## Exercise directions
Convert the lines, starting at the first one and ending at the line that contains "rewind-circle-icon (33, 753, 63, 783)", into a Markdown table with the columns "Row" and "Line", leaving out any blank lines.

## Information provided
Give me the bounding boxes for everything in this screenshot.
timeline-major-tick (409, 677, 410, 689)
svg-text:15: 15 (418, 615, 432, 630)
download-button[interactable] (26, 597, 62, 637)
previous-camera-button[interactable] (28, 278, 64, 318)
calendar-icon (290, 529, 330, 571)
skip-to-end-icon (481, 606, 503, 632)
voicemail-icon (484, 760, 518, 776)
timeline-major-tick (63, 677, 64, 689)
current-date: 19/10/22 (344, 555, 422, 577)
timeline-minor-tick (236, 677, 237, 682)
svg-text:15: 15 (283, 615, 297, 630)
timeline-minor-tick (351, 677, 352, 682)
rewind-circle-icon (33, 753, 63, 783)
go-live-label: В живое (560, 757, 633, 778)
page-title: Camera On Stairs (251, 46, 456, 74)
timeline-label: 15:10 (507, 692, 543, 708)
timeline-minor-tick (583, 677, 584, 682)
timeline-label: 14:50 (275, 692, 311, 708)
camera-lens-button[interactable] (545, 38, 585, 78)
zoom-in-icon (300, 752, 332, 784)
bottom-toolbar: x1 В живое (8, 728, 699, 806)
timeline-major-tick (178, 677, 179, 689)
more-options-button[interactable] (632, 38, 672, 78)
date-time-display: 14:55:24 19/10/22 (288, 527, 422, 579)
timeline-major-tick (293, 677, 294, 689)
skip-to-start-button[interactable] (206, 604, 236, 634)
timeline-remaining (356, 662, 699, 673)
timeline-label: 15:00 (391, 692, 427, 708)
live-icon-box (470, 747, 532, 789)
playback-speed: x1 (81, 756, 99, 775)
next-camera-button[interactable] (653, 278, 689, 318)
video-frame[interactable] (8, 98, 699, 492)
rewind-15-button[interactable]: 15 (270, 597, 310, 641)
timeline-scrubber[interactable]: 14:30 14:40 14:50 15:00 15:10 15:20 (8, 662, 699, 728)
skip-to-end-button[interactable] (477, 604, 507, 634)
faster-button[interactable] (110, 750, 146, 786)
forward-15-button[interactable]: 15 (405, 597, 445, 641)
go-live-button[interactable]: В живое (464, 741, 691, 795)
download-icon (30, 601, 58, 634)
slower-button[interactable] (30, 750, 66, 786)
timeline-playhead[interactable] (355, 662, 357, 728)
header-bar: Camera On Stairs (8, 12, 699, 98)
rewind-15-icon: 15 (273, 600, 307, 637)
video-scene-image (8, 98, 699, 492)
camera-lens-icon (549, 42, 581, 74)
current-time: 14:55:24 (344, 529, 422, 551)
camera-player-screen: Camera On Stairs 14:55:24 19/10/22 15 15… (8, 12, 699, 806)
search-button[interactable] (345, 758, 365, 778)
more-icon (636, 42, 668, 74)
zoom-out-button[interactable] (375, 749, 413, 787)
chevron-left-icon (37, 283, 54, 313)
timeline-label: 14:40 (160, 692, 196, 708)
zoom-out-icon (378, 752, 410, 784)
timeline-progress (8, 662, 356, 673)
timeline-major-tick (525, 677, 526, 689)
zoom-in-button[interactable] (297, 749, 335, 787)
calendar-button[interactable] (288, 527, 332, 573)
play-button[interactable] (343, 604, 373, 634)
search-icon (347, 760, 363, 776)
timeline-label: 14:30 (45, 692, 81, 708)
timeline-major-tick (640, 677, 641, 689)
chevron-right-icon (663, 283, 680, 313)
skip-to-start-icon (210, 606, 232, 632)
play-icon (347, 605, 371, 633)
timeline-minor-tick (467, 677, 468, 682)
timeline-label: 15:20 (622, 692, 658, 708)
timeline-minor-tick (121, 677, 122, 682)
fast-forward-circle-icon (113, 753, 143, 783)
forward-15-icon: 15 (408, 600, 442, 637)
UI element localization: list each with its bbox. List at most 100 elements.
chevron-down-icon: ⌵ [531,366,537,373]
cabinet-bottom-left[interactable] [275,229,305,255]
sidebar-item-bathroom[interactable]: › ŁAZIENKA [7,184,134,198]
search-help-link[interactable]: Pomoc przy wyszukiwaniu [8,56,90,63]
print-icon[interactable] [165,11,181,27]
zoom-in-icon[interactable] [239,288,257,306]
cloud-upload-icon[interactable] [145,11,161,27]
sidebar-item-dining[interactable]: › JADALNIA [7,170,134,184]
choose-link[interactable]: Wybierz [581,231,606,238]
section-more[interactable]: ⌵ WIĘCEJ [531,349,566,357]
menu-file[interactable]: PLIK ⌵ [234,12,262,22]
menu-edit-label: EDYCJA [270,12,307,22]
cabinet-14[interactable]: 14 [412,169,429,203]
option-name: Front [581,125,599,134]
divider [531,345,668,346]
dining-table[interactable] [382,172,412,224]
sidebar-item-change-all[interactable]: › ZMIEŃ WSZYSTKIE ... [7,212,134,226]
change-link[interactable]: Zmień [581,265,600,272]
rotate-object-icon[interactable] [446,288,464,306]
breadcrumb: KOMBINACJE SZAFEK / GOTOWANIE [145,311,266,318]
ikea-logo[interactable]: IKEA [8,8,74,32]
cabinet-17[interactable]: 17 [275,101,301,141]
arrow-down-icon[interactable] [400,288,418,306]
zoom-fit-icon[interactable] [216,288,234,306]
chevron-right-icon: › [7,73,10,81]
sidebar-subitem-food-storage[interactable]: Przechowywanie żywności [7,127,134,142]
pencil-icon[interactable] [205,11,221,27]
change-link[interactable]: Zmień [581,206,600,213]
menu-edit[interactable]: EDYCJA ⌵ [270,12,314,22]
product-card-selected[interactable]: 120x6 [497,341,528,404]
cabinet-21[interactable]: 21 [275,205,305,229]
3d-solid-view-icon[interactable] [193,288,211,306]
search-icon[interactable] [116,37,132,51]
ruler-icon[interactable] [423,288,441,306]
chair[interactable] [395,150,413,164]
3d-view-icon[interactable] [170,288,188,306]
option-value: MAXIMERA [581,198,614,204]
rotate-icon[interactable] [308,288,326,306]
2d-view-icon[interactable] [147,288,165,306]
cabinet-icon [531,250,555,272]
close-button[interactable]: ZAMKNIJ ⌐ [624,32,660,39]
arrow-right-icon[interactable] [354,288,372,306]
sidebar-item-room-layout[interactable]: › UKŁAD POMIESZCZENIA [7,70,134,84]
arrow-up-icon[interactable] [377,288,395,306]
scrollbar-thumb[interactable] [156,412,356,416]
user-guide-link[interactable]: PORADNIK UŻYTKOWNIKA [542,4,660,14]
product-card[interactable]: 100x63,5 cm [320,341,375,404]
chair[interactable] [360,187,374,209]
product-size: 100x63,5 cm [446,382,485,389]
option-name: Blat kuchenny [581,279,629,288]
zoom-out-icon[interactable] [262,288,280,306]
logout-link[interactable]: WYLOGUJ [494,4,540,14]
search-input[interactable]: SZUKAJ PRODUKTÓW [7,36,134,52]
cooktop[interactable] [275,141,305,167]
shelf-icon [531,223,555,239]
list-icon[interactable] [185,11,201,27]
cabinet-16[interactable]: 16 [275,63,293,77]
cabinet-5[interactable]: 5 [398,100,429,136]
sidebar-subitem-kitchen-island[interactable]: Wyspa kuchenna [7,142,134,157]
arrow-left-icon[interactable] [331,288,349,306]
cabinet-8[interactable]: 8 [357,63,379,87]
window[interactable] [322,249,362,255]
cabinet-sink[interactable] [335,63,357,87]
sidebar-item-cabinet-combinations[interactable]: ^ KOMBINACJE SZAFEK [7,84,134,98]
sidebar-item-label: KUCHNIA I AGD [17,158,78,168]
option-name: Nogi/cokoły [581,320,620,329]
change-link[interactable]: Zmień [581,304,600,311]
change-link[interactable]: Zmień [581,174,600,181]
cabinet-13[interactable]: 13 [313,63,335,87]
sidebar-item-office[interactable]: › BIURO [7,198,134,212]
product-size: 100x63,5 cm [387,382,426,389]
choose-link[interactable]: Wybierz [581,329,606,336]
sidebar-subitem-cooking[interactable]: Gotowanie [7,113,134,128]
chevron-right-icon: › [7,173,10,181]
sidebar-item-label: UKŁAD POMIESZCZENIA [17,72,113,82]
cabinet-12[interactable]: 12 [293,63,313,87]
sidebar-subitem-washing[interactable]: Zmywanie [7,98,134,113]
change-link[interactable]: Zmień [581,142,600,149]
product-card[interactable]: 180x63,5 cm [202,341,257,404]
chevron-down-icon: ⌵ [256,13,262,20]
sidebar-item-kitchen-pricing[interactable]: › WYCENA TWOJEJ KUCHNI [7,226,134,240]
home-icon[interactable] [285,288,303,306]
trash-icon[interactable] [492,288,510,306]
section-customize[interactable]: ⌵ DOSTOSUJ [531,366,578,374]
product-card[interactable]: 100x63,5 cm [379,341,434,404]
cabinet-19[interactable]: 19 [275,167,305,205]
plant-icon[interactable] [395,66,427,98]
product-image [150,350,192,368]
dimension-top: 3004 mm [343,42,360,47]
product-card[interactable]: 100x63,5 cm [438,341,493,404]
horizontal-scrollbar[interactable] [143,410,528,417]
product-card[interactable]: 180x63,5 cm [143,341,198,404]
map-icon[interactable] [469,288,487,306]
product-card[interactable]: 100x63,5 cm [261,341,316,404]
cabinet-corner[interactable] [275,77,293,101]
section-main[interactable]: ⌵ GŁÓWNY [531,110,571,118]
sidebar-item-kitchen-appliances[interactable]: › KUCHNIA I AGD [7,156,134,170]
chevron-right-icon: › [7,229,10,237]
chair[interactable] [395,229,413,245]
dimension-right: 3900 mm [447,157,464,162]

## Written response
| Row | Line |
|---|---|
| 1 | Give me the bounding boxes for everything in this screenshot. |
| 2 | timeline-major-tick (409, 677, 410, 689) |
| 3 | svg-text:15: 15 (418, 615, 432, 630) |
| 4 | download-button[interactable] (26, 597, 62, 637) |
| 5 | previous-camera-button[interactable] (28, 278, 64, 318) |
| 6 | calendar-icon (290, 529, 330, 571) |
| 7 | skip-to-end-icon (481, 606, 503, 632) |
| 8 | voicemail-icon (484, 760, 518, 776) |
| 9 | timeline-major-tick (63, 677, 64, 689) |
| 10 | current-date: 19/10/22 (344, 555, 422, 577) |
| 11 | timeline-minor-tick (236, 677, 237, 682) |
| 12 | svg-text:15: 15 (283, 615, 297, 630) |
| 13 | timeline-minor-tick (351, 677, 352, 682) |
| 14 | rewind-circle-icon (33, 753, 63, 783) |